Material to process –
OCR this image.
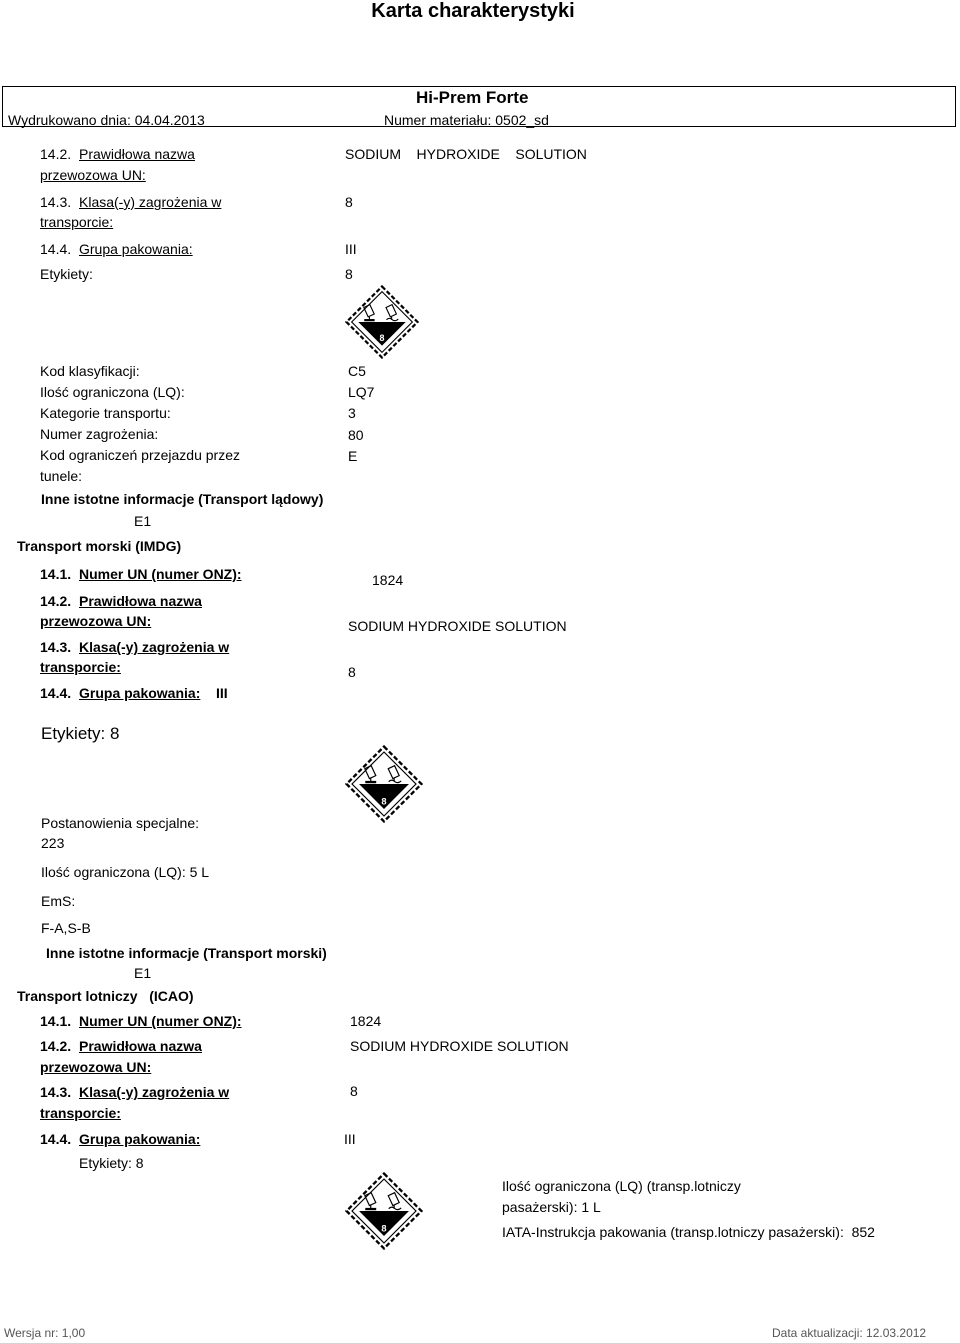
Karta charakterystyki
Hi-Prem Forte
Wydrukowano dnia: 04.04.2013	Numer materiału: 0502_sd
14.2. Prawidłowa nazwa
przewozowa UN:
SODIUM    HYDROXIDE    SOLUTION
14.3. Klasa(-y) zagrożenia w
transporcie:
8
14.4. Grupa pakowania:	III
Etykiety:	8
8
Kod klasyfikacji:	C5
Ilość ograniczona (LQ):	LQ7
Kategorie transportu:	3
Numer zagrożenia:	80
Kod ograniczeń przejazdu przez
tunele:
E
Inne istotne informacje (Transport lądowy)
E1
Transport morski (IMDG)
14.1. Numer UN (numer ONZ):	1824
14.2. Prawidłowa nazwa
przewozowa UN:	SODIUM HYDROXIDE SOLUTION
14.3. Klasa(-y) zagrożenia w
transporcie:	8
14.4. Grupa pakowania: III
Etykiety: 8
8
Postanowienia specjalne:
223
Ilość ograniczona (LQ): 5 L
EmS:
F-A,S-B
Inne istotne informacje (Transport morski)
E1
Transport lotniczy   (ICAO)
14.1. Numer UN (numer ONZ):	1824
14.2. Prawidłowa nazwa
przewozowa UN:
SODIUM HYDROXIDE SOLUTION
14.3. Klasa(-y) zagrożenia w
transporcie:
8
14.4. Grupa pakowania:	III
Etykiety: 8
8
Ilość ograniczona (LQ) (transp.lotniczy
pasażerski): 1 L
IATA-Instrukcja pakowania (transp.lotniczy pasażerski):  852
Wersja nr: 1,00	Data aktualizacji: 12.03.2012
---
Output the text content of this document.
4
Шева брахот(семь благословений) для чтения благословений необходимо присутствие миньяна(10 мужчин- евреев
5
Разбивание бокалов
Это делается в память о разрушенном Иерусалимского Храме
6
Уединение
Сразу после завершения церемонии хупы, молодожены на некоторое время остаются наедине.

Task requirements –
Return a copy of every line that includes the word "HYDROXIDE".

Exercise answer –
SODIUM    HYDROXIDE    SOLUTION
przewozowa UN:	SODIUM HYDROXIDE SOLUTION
SODIUM HYDROXIDE SOLUTION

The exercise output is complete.